==== Items ====
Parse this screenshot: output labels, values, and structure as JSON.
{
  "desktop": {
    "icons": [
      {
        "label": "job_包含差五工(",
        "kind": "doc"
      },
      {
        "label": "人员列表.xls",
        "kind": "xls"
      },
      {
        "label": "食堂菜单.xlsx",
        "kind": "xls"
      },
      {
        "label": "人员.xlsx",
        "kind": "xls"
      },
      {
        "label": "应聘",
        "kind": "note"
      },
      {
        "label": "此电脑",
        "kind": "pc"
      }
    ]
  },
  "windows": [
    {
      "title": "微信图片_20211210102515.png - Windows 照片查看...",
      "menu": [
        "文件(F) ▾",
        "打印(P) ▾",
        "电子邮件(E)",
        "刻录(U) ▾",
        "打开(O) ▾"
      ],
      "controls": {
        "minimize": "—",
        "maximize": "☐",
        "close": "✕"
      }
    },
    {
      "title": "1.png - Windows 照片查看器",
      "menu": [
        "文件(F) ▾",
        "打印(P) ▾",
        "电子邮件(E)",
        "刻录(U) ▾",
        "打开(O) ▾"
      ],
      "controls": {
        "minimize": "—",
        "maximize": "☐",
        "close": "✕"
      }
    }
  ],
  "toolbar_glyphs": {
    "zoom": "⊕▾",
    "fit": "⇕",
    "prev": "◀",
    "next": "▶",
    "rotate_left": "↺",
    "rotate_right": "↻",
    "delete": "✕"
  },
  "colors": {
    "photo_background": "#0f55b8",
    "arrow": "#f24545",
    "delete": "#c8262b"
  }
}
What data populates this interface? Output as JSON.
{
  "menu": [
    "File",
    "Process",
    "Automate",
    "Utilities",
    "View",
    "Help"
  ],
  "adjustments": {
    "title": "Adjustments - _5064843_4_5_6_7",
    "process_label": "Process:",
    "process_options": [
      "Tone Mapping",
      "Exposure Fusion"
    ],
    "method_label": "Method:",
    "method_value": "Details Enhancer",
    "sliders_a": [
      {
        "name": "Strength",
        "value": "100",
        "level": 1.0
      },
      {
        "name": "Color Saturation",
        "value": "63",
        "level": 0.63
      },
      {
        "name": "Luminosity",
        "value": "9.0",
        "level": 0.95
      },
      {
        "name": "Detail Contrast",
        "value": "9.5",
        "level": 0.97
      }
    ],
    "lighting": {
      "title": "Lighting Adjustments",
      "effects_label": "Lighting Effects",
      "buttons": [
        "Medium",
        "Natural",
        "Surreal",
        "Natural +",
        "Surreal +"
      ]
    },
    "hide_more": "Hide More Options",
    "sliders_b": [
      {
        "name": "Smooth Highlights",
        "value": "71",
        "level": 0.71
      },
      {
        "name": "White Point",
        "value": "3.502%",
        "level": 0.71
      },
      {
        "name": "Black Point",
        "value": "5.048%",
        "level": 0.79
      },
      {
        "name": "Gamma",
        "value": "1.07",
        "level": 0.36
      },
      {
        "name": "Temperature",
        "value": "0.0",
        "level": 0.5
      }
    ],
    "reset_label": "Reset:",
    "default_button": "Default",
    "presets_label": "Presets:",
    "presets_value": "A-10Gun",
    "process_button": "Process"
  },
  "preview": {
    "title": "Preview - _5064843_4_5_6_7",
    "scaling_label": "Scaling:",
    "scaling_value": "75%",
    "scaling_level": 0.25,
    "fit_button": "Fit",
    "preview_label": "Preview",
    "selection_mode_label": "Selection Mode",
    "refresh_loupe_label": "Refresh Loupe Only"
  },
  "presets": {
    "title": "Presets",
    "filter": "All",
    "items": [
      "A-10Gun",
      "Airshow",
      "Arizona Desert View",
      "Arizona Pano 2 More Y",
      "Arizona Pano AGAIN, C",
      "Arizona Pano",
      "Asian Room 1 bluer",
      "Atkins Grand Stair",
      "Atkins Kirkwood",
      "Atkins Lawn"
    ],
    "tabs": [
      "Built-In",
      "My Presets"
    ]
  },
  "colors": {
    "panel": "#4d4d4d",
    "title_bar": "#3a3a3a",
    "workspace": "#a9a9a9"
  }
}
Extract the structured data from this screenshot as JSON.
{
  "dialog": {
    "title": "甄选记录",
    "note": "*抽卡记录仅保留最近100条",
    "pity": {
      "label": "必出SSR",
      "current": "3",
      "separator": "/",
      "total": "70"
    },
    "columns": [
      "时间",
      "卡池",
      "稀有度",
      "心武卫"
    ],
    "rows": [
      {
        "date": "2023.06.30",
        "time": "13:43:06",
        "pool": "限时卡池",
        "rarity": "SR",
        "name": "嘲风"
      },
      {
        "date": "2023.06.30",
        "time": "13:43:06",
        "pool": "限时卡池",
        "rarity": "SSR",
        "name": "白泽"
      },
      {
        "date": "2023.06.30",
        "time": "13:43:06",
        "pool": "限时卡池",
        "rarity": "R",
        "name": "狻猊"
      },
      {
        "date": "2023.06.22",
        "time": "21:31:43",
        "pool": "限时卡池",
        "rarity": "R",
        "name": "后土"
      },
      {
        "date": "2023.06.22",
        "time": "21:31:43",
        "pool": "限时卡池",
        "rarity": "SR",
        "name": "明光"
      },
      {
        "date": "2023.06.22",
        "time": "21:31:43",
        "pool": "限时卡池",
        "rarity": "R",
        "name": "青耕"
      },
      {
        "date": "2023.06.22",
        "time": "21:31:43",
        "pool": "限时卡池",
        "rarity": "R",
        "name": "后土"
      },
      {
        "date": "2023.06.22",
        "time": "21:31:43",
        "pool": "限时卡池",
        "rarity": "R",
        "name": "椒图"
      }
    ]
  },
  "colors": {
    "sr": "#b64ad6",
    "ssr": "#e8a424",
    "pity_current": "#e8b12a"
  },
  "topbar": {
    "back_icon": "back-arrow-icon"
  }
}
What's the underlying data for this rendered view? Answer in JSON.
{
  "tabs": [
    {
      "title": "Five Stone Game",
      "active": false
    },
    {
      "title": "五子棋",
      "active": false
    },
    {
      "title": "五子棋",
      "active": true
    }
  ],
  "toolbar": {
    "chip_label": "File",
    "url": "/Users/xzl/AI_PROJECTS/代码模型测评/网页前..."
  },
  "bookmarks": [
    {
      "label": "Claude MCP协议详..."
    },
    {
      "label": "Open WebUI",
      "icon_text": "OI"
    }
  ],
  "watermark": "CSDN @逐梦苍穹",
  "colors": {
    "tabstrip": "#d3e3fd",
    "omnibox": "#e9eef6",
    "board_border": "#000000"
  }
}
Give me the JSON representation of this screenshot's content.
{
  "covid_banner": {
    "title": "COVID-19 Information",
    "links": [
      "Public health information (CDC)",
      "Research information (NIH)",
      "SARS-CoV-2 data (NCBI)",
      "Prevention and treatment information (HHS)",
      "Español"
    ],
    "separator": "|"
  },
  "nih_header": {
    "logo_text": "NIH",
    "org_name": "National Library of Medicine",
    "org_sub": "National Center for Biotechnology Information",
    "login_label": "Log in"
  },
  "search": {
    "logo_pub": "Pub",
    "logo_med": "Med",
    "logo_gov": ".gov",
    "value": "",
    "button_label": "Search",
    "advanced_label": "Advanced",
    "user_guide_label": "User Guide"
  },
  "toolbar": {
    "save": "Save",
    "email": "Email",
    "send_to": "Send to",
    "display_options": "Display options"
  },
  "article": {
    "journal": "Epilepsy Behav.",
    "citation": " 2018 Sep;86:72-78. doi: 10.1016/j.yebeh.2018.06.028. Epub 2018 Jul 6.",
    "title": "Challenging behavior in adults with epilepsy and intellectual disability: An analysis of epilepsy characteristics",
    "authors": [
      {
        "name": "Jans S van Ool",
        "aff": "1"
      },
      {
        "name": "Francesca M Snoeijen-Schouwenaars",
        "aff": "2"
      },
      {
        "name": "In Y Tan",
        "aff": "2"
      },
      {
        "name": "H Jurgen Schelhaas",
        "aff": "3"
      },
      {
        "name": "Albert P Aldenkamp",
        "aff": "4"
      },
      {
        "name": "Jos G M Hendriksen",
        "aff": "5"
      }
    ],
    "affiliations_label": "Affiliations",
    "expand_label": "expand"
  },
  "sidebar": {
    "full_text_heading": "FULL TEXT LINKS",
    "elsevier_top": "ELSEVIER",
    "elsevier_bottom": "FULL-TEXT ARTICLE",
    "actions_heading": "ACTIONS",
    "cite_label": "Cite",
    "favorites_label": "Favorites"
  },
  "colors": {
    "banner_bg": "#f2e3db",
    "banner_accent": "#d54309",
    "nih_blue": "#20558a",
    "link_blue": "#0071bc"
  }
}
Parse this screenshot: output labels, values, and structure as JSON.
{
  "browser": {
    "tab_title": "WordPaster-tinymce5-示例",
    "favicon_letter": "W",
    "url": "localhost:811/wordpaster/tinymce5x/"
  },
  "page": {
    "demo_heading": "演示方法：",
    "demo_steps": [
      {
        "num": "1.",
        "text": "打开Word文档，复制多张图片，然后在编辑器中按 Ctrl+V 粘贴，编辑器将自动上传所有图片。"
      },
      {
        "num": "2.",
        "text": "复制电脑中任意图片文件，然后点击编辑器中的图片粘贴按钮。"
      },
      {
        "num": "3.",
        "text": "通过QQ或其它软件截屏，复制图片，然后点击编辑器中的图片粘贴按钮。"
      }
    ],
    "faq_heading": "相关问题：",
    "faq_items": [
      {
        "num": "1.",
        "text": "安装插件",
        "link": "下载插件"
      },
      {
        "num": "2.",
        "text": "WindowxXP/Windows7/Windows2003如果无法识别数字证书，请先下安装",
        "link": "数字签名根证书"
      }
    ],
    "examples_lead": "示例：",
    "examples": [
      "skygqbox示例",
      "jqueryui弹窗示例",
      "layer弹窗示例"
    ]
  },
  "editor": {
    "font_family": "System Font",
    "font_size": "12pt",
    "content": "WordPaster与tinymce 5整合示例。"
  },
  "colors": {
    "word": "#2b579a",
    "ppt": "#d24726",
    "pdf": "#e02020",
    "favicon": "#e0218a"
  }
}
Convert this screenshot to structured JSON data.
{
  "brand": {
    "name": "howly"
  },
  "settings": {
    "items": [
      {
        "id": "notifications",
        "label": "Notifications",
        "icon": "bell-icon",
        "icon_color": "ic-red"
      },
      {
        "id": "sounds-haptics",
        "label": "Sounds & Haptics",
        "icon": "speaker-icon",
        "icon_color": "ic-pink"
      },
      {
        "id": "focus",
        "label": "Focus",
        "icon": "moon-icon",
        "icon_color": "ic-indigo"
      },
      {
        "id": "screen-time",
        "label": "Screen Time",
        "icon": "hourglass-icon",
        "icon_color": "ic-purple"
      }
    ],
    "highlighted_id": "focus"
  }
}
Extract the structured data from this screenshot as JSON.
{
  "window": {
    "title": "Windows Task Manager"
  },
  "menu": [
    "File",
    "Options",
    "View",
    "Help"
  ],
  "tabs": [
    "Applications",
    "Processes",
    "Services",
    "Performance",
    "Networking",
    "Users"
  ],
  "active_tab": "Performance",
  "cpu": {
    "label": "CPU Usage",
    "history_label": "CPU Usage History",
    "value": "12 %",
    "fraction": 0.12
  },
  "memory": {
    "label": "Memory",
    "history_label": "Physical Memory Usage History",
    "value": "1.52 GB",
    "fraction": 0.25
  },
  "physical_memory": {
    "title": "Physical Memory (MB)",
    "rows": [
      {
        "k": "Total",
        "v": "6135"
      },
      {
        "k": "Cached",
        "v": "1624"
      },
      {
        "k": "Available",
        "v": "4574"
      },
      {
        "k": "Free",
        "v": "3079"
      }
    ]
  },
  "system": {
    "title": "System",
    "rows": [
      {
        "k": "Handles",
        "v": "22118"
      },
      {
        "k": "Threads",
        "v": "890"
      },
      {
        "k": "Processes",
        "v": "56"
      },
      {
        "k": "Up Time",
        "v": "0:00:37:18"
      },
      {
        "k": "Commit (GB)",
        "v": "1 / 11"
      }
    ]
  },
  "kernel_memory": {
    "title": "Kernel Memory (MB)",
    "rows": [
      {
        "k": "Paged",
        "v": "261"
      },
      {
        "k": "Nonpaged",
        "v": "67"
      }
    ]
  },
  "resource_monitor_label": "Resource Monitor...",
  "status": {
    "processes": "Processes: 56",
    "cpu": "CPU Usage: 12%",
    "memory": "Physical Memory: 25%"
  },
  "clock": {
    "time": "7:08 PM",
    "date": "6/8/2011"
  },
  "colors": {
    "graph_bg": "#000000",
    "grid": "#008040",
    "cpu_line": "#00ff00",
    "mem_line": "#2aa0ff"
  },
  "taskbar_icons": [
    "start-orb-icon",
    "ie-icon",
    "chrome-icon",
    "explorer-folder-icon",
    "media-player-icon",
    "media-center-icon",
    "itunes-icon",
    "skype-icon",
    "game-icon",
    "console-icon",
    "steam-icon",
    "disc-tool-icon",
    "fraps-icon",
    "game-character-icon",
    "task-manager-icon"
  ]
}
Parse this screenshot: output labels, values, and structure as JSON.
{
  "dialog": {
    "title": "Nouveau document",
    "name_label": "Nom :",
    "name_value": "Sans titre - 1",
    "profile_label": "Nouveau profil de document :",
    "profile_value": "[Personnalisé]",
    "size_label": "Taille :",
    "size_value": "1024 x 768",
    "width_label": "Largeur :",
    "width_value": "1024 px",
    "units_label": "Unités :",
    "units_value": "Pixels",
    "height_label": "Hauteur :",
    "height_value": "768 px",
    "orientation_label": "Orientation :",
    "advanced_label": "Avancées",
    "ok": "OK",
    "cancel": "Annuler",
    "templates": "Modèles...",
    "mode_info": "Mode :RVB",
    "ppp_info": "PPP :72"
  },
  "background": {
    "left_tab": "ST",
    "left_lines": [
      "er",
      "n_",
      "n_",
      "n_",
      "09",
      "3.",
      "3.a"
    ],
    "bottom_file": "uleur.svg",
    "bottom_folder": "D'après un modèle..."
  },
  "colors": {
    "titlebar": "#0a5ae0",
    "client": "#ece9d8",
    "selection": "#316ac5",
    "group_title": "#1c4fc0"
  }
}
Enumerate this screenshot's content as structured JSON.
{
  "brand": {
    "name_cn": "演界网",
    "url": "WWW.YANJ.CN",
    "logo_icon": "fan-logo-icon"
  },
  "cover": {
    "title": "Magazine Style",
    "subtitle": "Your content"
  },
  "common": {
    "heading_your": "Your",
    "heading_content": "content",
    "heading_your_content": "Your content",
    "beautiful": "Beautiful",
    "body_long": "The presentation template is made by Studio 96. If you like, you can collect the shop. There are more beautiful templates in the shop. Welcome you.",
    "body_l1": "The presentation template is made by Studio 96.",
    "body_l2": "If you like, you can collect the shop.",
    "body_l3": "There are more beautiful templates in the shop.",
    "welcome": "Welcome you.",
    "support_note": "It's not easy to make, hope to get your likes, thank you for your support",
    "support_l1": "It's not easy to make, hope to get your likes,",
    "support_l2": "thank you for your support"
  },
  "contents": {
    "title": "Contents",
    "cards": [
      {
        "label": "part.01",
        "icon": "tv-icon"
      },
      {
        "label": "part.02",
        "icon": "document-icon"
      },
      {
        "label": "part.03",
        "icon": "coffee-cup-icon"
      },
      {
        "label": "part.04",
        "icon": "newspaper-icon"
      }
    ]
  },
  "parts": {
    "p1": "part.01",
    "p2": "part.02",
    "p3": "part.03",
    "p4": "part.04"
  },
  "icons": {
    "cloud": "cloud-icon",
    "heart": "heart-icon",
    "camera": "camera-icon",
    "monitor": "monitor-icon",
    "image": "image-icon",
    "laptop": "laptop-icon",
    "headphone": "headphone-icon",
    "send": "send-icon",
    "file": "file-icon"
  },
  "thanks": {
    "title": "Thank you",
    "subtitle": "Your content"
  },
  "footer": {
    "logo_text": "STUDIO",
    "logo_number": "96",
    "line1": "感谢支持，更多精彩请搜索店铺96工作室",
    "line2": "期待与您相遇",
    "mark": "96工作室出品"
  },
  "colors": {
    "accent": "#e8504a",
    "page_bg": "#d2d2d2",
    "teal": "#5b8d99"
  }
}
====
Written exercise:
Copy all the lines above that hold the string "Mode".

Reply:
    "selection_mode_label": "Selection Mode",
    "mode_info": "Mode :RVB",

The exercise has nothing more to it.